Using the material below, work out how many lines contain the word "Indians". Reply with the number and nothing more.

::: Working data :::

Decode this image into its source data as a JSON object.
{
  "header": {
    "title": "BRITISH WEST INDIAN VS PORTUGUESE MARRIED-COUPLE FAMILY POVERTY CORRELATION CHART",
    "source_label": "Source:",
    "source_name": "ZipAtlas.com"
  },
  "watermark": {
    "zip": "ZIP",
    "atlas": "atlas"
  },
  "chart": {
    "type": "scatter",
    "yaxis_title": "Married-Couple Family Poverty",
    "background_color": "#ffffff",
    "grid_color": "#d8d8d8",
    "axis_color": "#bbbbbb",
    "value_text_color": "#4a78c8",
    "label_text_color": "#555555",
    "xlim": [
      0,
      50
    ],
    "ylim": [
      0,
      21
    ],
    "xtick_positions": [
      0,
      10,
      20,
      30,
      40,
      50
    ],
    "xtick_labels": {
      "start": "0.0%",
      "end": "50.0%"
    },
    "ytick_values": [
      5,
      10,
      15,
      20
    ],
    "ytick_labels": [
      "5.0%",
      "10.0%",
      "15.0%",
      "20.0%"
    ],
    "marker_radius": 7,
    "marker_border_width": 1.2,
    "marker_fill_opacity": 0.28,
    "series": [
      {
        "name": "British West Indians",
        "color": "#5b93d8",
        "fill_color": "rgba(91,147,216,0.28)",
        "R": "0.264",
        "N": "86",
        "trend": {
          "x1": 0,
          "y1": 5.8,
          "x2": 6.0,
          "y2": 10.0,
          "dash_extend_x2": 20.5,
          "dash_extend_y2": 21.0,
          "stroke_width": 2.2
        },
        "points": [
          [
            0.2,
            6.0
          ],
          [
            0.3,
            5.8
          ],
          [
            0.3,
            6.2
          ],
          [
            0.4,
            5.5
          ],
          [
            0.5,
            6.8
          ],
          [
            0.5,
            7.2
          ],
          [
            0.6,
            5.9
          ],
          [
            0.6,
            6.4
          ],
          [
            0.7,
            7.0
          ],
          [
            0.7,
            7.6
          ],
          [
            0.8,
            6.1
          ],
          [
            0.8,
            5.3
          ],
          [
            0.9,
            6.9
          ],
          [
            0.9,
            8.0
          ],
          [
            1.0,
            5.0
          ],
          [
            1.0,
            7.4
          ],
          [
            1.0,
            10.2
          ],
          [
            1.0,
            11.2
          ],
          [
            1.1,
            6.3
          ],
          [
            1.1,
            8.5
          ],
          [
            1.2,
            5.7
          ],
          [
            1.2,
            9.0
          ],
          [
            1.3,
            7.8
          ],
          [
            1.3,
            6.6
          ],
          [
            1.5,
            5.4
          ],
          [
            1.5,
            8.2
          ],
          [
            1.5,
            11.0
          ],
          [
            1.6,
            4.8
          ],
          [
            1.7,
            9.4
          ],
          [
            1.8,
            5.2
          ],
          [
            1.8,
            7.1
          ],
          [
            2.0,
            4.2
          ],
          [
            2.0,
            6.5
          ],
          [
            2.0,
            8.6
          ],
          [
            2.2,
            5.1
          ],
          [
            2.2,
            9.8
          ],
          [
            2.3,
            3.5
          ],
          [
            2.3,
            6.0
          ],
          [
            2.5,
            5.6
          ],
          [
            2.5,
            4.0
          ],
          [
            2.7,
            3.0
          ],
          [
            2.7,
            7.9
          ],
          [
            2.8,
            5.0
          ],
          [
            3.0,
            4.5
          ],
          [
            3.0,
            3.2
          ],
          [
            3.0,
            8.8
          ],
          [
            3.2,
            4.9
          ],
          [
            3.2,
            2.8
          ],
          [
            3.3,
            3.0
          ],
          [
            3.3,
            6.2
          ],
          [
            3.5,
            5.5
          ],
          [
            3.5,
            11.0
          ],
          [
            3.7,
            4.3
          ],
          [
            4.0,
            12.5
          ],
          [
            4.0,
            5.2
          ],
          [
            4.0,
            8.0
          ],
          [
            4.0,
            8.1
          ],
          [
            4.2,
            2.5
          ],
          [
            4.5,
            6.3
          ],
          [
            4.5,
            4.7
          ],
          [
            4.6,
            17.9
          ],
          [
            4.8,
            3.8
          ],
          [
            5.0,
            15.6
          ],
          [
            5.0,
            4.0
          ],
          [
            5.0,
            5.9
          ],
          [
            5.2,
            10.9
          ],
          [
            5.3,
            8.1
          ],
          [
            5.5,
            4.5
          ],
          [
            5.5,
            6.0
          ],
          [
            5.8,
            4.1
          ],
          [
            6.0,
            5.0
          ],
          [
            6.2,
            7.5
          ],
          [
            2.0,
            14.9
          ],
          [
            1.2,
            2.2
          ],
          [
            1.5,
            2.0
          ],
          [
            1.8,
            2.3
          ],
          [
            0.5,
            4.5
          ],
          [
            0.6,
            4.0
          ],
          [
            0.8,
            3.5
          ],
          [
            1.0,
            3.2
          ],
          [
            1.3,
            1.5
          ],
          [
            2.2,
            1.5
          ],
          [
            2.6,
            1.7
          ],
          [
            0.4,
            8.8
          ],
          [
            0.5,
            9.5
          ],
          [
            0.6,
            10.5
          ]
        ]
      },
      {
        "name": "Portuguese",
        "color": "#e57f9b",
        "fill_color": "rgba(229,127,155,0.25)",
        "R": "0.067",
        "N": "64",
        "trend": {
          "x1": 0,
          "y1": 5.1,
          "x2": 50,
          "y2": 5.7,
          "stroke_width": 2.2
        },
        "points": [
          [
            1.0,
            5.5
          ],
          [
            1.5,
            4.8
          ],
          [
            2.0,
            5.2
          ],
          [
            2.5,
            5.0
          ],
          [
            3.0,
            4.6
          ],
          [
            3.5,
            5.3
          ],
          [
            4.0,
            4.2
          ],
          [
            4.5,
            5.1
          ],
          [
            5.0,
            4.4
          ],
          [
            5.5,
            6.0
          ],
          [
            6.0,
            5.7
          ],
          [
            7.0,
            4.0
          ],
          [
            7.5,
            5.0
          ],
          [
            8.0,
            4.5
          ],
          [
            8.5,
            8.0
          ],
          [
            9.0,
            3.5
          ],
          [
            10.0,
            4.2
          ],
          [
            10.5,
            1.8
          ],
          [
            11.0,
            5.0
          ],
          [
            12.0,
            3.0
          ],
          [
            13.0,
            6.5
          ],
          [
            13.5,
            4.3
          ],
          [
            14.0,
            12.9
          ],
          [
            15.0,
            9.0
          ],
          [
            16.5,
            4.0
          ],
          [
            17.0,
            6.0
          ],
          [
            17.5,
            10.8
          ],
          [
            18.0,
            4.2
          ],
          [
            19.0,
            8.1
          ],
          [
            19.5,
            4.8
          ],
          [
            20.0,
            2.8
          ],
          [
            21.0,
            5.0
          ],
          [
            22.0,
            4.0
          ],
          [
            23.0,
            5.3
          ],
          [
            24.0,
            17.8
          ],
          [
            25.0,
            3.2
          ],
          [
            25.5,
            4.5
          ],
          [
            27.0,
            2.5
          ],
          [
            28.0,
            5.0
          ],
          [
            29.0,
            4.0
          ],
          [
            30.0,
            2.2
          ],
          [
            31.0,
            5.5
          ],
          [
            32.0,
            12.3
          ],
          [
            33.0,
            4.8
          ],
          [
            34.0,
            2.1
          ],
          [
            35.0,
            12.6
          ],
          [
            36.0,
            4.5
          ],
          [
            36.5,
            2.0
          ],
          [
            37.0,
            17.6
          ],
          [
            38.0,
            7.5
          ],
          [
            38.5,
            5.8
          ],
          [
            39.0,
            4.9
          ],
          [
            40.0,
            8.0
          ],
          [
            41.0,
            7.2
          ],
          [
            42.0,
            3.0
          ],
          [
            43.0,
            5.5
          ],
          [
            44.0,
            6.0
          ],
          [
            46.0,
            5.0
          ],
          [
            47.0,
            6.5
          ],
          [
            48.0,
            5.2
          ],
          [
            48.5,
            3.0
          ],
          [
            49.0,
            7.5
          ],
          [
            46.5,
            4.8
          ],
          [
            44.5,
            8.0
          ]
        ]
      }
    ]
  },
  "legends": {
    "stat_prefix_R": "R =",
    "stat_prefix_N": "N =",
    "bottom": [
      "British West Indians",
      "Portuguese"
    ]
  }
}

:::

◆ Solution
2